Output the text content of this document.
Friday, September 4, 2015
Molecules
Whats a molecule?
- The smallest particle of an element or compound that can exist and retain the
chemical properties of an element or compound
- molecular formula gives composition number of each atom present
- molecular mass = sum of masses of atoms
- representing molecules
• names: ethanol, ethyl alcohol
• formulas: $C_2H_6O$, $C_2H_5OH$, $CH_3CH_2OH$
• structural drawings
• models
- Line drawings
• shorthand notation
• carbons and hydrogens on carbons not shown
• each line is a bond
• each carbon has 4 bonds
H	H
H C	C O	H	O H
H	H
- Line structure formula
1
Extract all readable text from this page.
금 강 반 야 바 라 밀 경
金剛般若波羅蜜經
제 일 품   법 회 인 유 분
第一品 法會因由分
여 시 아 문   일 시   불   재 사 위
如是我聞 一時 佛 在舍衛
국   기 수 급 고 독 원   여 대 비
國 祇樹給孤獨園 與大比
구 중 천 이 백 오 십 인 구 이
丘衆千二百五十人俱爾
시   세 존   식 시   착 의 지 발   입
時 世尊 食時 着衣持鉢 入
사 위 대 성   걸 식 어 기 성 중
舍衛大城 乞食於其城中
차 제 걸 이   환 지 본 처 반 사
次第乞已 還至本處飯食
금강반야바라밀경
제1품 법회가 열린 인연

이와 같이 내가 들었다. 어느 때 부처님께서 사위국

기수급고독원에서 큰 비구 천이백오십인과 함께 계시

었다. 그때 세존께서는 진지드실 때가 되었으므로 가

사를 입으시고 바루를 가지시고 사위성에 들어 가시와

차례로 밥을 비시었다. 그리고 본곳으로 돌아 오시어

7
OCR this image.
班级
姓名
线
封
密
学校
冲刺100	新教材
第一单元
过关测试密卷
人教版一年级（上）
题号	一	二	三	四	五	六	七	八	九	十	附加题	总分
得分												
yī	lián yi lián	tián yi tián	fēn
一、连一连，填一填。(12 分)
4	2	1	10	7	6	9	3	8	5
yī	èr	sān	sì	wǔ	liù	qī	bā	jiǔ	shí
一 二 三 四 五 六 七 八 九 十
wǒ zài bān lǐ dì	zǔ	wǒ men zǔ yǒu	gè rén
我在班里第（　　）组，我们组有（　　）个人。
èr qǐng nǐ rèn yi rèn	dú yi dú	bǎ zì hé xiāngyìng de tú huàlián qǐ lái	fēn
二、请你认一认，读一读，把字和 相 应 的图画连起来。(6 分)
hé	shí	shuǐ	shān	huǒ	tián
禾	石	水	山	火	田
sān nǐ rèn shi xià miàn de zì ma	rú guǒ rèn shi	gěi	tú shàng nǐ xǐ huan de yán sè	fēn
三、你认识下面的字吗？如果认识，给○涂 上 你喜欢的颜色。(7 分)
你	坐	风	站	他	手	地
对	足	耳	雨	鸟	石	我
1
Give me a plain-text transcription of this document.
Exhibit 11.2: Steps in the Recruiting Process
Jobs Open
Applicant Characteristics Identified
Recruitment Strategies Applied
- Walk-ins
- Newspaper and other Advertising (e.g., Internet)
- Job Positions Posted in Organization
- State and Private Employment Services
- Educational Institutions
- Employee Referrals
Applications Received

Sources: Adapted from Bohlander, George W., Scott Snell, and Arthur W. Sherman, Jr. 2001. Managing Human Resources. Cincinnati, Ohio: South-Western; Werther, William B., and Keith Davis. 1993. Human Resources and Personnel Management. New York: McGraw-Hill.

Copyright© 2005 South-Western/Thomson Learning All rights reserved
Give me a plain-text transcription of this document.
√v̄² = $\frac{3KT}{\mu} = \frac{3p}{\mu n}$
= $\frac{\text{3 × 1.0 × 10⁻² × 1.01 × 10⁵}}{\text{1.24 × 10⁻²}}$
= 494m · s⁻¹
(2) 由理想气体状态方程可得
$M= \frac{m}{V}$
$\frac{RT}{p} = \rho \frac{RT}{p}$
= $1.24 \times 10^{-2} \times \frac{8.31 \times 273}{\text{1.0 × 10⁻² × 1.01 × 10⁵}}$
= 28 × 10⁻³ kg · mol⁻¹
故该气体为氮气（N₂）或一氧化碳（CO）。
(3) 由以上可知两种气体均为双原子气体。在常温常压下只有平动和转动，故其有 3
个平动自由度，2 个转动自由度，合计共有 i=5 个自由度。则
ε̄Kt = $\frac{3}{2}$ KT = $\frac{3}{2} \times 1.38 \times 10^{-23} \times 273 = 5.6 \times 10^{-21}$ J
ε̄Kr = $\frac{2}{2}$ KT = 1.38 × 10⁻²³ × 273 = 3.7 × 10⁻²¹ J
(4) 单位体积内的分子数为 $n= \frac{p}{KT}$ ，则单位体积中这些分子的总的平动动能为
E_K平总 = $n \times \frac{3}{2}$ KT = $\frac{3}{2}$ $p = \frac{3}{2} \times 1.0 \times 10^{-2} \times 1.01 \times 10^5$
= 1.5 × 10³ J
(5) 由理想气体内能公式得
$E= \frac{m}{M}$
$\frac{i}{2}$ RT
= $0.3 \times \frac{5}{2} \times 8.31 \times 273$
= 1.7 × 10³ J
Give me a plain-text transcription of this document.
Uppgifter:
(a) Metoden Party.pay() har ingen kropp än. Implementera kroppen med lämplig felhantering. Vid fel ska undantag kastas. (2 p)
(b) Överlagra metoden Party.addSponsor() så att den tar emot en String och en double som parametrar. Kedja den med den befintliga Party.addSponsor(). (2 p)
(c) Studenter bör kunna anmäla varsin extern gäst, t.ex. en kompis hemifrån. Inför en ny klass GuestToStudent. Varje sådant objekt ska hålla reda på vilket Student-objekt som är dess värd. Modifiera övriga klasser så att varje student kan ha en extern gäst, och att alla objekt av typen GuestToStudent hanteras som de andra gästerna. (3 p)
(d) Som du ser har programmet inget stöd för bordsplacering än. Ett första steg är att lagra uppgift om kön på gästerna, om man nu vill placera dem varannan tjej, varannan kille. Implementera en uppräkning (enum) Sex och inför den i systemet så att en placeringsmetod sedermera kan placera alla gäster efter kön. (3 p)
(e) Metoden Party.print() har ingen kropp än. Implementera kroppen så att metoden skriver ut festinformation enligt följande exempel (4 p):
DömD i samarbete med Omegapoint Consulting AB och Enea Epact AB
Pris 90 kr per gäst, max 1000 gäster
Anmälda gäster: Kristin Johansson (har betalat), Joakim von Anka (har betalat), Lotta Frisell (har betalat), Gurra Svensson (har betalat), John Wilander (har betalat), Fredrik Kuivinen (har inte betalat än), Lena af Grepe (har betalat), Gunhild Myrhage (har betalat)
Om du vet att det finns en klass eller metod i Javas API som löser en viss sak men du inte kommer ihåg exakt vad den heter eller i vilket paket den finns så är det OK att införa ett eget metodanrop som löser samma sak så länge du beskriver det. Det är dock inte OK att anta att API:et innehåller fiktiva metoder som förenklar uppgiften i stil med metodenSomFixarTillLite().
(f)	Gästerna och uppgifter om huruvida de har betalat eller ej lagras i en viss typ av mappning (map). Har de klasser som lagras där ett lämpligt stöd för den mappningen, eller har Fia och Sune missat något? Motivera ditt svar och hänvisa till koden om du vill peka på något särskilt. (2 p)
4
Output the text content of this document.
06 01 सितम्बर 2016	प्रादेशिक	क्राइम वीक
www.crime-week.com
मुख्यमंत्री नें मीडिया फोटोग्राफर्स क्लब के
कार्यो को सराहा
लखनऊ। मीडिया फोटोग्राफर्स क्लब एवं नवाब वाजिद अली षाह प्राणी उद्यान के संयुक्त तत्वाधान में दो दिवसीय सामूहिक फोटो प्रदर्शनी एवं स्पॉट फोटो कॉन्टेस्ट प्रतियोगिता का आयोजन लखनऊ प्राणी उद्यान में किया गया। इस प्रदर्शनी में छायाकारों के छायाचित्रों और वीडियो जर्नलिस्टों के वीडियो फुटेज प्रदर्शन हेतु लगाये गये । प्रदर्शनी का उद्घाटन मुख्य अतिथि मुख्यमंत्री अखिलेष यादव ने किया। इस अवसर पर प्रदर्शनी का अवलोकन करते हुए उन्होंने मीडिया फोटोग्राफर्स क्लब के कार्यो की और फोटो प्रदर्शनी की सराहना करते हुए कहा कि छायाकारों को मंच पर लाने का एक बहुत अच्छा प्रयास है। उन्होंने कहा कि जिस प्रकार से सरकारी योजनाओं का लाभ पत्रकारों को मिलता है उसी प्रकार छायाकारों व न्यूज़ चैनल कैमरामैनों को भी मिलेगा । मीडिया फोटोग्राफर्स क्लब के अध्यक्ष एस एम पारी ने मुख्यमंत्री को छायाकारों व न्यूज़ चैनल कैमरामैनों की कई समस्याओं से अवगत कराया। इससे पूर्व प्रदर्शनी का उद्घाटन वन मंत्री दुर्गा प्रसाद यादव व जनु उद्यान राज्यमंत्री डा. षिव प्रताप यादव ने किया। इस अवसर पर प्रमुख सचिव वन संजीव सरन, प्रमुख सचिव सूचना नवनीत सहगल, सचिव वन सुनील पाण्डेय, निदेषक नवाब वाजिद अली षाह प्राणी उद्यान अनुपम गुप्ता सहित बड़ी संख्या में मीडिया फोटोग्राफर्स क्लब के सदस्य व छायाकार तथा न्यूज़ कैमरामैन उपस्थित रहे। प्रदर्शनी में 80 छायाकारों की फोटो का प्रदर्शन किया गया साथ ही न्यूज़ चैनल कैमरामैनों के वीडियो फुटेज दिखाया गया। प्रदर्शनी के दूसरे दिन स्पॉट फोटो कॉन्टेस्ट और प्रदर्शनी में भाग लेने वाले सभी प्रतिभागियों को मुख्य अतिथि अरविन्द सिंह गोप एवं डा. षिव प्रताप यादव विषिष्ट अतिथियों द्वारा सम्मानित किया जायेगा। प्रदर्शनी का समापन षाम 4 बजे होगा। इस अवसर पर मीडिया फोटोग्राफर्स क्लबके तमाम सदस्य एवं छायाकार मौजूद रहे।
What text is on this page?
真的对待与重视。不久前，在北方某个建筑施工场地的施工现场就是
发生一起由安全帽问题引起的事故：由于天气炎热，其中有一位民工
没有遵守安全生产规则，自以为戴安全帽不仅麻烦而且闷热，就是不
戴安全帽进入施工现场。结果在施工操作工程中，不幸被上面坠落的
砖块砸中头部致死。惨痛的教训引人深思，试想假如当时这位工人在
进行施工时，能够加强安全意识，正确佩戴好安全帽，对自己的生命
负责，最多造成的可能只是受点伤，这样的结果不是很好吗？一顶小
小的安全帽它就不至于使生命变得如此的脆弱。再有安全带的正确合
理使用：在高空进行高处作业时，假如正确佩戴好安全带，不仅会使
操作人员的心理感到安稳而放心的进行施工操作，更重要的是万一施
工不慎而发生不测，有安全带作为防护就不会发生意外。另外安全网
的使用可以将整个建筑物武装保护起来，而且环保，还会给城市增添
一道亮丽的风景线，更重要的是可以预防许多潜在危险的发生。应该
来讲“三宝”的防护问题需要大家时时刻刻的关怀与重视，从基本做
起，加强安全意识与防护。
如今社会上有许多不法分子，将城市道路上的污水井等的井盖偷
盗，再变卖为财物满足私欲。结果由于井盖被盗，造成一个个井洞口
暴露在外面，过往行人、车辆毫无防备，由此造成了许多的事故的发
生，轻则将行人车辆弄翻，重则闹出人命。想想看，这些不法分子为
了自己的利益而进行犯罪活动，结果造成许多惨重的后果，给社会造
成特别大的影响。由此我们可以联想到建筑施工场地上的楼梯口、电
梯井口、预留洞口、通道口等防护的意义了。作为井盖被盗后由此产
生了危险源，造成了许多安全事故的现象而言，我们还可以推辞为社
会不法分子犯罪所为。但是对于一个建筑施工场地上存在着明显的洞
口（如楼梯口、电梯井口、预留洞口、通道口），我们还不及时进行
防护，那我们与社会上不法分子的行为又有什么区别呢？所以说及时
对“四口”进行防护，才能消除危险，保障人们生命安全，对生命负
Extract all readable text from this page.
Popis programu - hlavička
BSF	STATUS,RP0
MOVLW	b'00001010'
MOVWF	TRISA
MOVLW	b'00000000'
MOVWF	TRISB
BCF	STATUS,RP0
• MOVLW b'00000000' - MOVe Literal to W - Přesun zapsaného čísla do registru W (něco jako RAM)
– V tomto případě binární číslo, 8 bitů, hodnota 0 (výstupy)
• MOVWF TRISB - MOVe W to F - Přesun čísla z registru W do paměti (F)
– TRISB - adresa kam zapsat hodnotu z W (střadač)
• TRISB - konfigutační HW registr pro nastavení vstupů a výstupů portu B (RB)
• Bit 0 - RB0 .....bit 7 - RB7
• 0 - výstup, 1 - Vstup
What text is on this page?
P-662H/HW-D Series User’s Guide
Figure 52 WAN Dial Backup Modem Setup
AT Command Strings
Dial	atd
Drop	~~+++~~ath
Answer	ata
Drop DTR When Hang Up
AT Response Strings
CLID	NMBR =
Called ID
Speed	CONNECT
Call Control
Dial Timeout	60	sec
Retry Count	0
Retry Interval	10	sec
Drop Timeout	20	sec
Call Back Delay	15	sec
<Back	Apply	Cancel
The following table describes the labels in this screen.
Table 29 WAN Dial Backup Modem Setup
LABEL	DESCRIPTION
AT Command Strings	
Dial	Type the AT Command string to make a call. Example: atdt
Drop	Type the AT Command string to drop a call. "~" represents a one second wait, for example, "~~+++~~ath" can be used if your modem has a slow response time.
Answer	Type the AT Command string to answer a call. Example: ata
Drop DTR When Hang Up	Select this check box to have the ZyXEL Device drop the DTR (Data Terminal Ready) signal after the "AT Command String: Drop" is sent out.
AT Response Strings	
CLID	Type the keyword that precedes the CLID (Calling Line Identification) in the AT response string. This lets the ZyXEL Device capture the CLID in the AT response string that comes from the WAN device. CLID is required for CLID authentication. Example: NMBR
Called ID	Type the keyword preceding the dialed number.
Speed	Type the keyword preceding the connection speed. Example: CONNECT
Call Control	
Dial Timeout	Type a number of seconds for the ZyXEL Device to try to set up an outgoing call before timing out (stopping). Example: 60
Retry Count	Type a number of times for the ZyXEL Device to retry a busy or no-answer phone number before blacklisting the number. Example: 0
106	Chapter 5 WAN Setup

▶ **GIVEN PROBLEM**: Go through the material above and count the lines that include "times". Give the number alone.

▶ **FINAL RESULT**: 5